╭──
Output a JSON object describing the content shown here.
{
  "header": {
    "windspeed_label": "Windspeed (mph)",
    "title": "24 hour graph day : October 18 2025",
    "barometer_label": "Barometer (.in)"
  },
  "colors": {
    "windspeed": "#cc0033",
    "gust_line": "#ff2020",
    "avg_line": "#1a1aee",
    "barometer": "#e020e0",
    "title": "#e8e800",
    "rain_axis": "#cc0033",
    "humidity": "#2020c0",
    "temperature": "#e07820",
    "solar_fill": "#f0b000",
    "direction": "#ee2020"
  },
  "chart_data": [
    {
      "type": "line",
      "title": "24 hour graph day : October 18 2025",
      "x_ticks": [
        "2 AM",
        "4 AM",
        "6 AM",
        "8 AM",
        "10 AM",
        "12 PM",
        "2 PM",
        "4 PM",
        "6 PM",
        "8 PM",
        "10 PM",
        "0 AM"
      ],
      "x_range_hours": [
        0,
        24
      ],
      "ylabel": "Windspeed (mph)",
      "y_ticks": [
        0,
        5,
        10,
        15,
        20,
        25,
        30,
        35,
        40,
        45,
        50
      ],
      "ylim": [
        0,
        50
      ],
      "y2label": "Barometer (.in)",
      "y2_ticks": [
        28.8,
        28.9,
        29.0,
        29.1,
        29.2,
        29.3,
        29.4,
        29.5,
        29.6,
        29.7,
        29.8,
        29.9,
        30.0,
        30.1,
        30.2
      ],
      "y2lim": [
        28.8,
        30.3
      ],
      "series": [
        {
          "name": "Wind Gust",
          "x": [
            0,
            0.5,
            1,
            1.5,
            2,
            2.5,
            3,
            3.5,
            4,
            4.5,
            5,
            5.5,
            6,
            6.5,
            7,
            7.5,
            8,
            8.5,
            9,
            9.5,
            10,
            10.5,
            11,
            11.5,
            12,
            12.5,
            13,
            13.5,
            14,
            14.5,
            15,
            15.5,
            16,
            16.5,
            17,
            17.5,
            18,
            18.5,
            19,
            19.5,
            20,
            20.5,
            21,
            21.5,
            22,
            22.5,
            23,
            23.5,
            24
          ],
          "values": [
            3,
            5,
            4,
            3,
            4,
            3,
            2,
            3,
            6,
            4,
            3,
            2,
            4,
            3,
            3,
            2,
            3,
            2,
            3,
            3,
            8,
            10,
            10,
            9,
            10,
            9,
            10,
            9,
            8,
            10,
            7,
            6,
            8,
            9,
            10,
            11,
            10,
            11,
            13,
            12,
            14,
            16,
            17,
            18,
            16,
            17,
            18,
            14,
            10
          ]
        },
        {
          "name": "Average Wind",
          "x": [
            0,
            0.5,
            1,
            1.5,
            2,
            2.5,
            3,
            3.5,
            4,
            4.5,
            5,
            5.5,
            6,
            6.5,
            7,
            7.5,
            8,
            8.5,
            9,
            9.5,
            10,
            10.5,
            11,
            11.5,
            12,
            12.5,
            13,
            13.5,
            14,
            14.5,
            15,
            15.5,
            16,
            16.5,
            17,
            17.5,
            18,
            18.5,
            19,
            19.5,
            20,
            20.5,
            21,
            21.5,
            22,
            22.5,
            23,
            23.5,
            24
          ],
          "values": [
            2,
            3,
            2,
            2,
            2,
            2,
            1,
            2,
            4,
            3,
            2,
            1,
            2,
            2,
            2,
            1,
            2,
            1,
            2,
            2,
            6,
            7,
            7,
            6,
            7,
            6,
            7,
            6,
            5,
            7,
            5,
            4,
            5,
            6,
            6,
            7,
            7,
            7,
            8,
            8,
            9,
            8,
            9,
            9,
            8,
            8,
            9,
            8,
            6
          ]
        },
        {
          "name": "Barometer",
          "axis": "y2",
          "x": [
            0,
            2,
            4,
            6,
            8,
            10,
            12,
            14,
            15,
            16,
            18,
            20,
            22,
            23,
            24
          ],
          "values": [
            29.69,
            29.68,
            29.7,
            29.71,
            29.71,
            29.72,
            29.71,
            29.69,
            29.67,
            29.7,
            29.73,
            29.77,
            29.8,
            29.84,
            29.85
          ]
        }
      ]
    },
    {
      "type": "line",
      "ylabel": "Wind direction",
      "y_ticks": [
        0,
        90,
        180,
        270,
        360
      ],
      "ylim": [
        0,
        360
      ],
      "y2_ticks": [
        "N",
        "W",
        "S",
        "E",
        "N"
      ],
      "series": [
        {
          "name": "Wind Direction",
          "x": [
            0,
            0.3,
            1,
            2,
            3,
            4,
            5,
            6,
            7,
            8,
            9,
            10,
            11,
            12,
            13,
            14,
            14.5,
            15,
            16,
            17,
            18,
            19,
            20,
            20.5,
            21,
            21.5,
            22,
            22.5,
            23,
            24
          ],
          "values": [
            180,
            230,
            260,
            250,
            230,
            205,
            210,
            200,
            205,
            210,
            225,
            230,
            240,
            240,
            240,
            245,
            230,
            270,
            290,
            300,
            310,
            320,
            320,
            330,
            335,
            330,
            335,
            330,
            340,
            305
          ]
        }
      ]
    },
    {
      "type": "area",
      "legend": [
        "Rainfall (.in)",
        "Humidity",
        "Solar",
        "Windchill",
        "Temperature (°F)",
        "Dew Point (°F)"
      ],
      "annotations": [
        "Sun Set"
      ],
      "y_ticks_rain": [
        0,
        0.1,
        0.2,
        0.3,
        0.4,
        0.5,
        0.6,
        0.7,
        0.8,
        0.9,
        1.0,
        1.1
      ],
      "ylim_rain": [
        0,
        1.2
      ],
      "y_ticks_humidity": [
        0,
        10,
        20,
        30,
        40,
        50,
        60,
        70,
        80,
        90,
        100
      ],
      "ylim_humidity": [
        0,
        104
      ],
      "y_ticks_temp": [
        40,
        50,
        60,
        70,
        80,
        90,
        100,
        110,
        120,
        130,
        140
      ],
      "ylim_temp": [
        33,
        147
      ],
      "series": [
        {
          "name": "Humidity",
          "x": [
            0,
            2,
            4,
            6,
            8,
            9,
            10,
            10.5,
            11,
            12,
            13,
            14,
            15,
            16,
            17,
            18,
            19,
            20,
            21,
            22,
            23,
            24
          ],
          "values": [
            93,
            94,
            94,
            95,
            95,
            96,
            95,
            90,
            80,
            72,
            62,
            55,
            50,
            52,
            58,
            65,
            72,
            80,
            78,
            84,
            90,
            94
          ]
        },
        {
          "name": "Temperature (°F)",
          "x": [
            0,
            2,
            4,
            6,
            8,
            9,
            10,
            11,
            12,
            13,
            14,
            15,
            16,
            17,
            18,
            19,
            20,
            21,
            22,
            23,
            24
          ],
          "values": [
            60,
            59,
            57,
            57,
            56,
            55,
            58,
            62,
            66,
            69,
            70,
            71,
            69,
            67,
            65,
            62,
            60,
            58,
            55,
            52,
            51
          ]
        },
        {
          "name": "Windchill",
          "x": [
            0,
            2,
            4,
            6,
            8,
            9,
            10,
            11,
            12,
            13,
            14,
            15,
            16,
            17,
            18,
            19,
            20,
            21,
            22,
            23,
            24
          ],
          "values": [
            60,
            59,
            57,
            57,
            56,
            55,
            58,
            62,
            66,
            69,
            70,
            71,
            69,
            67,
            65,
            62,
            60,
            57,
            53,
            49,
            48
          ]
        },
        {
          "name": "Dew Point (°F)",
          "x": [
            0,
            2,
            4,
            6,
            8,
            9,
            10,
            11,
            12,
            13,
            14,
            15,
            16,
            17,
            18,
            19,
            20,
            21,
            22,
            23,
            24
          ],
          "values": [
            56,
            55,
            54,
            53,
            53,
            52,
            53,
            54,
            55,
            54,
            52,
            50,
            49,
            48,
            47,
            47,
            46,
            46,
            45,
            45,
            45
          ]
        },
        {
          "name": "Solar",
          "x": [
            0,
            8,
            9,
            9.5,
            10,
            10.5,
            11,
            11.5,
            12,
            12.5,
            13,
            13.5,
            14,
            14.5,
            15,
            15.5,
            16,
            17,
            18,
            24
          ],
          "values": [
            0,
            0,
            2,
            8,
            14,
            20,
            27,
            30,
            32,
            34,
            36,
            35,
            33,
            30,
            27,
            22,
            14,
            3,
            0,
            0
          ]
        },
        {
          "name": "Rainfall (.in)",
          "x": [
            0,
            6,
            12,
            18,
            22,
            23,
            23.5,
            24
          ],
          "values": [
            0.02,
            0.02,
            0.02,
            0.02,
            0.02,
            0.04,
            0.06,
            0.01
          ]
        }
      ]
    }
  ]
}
╰──
(Problem details) Return each full line of the entries that contains the word "title".

(Written solution)
    "title": "24 hour graph day : October 18 2025",
    "title": "#e8e800",
      "title": "24 hour graph day : October 18 2025",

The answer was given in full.